[AVAILABLE RECORDS]:

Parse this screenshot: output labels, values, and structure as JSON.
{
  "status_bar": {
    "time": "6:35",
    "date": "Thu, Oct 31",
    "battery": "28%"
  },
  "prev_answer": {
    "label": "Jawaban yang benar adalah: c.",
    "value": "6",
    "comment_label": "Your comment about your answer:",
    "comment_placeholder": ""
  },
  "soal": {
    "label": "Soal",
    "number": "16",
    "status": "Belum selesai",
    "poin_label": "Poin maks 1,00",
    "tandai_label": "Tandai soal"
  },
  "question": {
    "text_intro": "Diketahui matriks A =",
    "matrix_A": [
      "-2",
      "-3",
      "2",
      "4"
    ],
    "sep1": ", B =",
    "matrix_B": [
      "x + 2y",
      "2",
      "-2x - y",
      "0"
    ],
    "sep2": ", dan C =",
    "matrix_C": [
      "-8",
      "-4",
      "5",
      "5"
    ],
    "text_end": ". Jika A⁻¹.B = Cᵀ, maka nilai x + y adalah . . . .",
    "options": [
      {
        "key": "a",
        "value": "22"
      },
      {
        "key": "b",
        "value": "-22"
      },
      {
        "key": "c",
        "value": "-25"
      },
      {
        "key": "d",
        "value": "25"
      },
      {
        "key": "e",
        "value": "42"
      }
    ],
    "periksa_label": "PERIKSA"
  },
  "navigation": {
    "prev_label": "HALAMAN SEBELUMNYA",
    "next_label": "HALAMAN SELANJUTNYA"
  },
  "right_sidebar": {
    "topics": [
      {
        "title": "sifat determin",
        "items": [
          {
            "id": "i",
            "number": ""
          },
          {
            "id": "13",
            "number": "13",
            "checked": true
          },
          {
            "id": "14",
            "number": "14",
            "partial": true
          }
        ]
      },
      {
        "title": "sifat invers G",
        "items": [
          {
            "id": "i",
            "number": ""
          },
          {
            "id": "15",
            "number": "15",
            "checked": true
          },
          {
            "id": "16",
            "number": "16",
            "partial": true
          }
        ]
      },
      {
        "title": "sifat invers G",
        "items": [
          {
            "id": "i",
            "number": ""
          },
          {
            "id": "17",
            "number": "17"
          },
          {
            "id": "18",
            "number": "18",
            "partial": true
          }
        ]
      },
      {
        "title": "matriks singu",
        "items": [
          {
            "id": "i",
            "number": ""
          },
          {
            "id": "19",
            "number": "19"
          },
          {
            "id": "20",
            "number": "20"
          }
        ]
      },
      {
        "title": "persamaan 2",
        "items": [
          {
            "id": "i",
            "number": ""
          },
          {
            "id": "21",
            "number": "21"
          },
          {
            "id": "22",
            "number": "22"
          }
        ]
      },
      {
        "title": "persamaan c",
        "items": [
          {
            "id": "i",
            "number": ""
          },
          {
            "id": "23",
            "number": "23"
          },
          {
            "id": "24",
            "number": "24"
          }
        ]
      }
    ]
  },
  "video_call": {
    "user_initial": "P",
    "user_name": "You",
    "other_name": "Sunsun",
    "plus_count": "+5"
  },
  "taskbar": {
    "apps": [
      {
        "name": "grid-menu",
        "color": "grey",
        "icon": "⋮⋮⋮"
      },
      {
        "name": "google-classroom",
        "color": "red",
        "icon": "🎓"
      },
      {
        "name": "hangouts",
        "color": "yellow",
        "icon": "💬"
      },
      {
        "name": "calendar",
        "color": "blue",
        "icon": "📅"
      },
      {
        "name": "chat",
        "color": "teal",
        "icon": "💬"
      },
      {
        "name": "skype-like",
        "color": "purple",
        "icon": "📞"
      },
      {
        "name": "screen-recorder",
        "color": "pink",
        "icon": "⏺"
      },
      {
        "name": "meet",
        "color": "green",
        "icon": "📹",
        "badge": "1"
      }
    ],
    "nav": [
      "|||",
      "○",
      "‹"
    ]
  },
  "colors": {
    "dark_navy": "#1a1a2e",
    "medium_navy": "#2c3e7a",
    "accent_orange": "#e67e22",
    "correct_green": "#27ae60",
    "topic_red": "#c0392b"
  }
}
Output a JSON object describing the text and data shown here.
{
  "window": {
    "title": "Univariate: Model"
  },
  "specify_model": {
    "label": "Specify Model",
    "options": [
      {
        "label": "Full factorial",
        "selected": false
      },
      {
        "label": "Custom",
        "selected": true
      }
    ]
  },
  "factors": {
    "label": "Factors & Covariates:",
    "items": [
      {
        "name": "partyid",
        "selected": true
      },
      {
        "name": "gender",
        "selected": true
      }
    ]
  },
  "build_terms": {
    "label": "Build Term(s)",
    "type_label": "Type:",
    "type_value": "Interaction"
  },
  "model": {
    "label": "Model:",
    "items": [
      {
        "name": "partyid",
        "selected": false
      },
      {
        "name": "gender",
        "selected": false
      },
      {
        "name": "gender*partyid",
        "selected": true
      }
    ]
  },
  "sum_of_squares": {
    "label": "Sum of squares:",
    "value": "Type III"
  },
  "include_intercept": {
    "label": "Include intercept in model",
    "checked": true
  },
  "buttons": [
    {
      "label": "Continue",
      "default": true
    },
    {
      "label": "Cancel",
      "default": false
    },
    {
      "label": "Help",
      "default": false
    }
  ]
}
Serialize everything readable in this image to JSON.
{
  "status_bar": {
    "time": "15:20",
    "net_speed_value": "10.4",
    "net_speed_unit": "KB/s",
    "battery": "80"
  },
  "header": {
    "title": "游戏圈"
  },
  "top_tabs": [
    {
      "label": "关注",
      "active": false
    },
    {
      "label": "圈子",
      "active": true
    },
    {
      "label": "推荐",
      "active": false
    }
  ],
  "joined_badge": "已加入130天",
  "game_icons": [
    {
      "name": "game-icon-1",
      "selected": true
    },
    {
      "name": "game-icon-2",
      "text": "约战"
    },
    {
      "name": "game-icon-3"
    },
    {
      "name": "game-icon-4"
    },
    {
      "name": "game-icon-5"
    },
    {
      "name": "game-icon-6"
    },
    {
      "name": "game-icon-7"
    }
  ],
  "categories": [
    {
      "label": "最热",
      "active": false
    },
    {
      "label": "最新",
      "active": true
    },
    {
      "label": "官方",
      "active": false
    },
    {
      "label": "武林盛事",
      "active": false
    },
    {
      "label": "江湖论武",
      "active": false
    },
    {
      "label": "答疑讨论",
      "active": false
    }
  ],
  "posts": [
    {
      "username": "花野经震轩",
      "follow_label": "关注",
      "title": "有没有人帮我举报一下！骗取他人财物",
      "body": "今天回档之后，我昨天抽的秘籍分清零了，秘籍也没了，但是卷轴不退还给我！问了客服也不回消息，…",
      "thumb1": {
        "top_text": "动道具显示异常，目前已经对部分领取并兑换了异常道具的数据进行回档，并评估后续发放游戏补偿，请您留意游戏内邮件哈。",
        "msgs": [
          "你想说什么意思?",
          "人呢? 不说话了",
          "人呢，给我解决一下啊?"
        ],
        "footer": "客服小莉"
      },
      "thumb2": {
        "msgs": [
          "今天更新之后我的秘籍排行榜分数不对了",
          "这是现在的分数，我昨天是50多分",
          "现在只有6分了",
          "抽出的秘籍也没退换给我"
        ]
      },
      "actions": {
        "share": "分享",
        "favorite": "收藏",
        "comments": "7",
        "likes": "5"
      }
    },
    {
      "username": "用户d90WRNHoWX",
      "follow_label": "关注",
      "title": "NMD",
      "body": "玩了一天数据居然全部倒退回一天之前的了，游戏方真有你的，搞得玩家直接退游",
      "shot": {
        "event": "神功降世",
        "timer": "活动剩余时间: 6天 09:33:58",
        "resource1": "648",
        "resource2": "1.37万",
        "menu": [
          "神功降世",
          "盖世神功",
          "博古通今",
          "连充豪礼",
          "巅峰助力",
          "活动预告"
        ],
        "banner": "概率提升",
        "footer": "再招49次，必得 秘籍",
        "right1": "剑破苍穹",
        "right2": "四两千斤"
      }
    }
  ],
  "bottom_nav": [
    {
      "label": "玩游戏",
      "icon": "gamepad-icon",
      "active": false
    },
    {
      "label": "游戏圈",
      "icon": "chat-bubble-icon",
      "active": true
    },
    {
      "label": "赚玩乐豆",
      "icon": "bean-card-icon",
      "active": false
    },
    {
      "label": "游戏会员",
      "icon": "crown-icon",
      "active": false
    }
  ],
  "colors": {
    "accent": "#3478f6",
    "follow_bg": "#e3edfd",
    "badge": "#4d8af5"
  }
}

[PROBLEM TO WORK ON]: Pull out all lines containing "JSON".

[ANSWER]:
Parse this screenshot: output labels, values, and structure as JSON.
Output a JSON object describing the text and data shown here.
Serialize everything readable in this image to JSON.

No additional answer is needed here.